__PROBLEM REQUIREMENTS__: Would you quote every entry exactly, dropping only the pictures?

Stored data entries:

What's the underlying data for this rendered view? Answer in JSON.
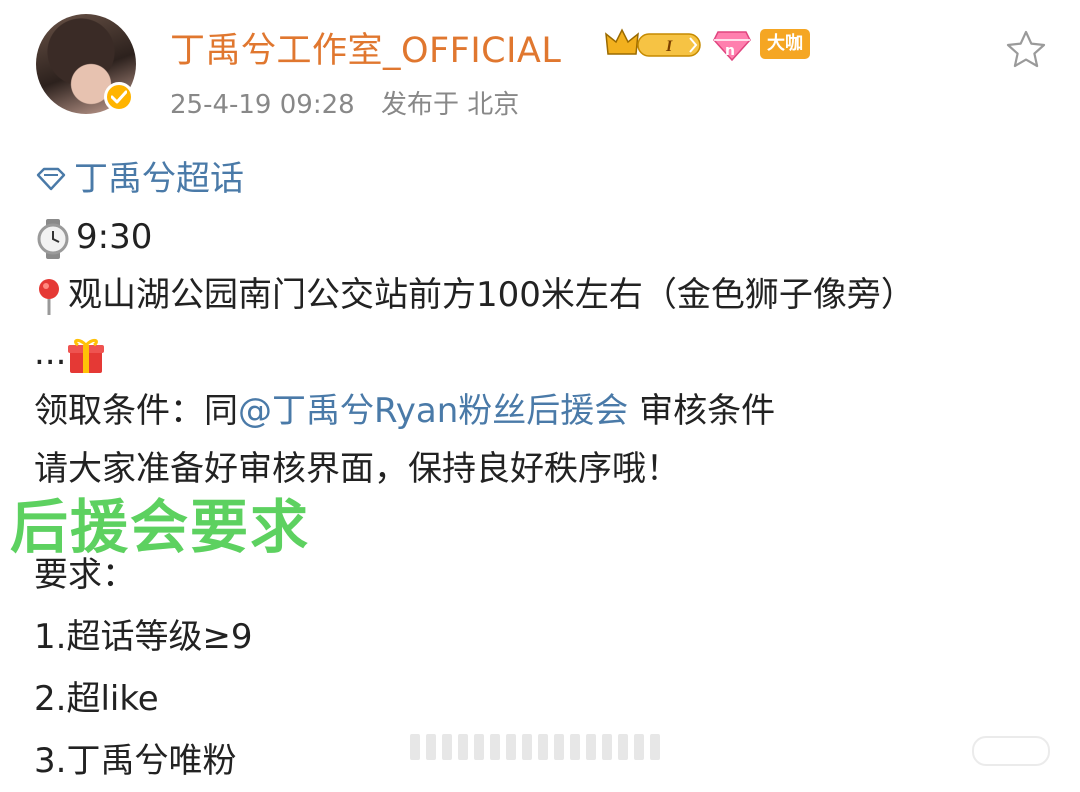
{
  "post": {
    "username": "丁禹兮工作室_OFFICIAL",
    "vip_badge": "大咖",
    "timestamp": "25-4-19 09:28",
    "location": "发布于 北京",
    "icons": {
      "favorite": "star-outline-icon",
      "verified": "verified-check-icon",
      "topic": "super-topic-diamond-icon"
    }
  },
  "body": {
    "topic": "丁禹兮超话",
    "time": "9:30",
    "place": "观山湖公园南门公交站前方100米左右（金色狮子像旁）",
    "gift_prefix": "...",
    "condition_prefix": "领取条件：同",
    "condition_mention": "@丁禹兮Ryan粉丝后援会",
    "condition_suffix": " 审核条件",
    "notice": "请大家准备好审核界面，保持良好秩序哦！"
  },
  "overlay": {
    "heading": "后援会要求"
  },
  "requirements": {
    "title": "要求：",
    "items": [
      "1.超话等级≥9",
      "2.超like",
      "3.丁禹兮唯粉"
    ]
  },
  "colors": {
    "username": "#e0772f",
    "link": "#4a7aa8",
    "overlay_green": "#5dd160",
    "meta_gray": "#888888"
  }
}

__SOLVED PROBLEM__:
What's the underlying data for this rendered view? Answer in JSON.
{
  "post": {
    "username": "丁禹兮工作室_OFFICIAL",
    "vip_badge": "大咖",
    "timestamp": "25-4-19 09:28",
    "location": "发布于 北京",
    "icons": {
      "favorite": "star-outline-icon",
      "verified": "verified-check-icon",
      "topic": "super-topic-diamond-icon"
    }
  },
  "body": {
    "topic": "丁禹兮超话",
    "time": "9:30",
    "place": "观山湖公园南门公交站前方100米左右（金色狮子像旁）",
    "gift_prefix": "...",
    "condition_prefix": "领取条件：同",
    "condition_mention": "@丁禹兮Ryan粉丝后援会",
    "condition_suffix": " 审核条件",
    "notice": "请大家准备好审核界面，保持良好秩序哦！"
  },
  "overlay": {
    "heading": "后援会要求"
  },
  "requirements": {
    "title": "要求：",
    "items": [
      "1.超话等级≥9",
      "2.超like",
      "3.丁禹兮唯粉"
    ]
  },
  "colors": {
    "username": "#e0772f",
    "link": "#4a7aa8",
    "overlay_green": "#5dd160",
    "meta_gray": "#888888"
  }
}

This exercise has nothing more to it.